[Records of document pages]
────────────────

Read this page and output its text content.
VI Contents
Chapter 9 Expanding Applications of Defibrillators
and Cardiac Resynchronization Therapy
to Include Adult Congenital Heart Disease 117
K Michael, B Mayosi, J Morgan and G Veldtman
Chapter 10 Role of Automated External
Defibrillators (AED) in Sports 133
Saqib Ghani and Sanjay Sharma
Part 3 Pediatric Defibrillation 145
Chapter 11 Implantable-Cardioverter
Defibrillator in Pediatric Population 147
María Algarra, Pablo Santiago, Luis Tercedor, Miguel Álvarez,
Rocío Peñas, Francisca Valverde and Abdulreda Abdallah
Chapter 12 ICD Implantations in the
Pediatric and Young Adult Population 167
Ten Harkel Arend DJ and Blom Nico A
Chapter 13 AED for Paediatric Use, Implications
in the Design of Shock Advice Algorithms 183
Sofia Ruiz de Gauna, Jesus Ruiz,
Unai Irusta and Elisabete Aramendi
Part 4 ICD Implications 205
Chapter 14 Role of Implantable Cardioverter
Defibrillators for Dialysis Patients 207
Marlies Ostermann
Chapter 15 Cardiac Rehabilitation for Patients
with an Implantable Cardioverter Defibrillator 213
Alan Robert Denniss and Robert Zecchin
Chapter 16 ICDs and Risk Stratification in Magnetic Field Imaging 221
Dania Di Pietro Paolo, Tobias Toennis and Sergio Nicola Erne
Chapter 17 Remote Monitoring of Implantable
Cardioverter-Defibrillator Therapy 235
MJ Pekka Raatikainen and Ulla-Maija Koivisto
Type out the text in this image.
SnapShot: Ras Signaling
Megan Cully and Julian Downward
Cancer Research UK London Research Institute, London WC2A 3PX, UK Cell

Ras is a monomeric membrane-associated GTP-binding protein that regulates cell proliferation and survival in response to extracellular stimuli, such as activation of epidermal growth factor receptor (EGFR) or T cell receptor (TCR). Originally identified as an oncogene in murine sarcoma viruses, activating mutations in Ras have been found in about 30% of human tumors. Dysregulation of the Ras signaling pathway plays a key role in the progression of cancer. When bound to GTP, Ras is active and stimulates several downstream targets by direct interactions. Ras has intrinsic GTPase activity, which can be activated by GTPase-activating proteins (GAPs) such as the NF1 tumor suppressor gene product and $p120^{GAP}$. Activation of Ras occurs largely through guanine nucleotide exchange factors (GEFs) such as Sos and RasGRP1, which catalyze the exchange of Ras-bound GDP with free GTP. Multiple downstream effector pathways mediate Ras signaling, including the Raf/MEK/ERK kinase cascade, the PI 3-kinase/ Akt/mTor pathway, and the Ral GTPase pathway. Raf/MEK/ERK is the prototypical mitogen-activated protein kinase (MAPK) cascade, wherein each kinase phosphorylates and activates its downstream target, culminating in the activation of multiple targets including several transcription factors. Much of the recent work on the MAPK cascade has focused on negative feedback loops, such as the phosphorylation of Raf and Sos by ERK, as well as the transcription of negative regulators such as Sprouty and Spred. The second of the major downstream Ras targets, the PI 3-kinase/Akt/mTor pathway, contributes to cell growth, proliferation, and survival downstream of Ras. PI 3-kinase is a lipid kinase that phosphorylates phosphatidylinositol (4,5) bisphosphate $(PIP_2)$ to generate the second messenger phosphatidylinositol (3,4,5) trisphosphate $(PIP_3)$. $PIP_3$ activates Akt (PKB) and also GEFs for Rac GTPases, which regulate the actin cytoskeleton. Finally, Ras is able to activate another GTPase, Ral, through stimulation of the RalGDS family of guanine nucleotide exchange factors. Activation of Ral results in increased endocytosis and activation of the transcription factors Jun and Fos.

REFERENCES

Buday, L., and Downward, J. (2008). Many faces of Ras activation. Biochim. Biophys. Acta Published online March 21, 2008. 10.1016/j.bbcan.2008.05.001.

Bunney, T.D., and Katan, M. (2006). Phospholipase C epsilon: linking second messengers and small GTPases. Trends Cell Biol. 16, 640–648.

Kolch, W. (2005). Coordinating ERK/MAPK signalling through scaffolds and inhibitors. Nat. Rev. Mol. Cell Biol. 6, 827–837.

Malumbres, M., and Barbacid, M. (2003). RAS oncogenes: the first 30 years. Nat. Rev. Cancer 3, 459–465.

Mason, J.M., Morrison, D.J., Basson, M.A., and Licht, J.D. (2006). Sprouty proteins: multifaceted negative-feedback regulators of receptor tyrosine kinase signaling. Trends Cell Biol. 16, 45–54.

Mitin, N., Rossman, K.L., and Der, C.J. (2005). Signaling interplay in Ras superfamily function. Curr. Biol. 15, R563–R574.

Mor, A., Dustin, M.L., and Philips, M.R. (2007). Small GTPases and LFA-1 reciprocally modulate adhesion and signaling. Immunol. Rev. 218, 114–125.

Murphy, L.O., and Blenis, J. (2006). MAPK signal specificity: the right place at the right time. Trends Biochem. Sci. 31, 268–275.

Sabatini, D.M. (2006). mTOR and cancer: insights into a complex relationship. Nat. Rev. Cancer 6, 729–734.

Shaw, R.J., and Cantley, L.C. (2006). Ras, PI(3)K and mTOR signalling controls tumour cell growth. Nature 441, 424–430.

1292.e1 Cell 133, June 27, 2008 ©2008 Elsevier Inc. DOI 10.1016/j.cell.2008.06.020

────────────────

__About this task__:
Wherever the string "Downward" appears in the entries above, list that line.

__Result__:
Megan Cully and Julian Downward
Buday, L., and Downward, J. (2008). Many faces of Ras activation. Biochim. Biophys. Acta Published online March 21, 2008. 10.1016/j.bbcan.2008.05.001.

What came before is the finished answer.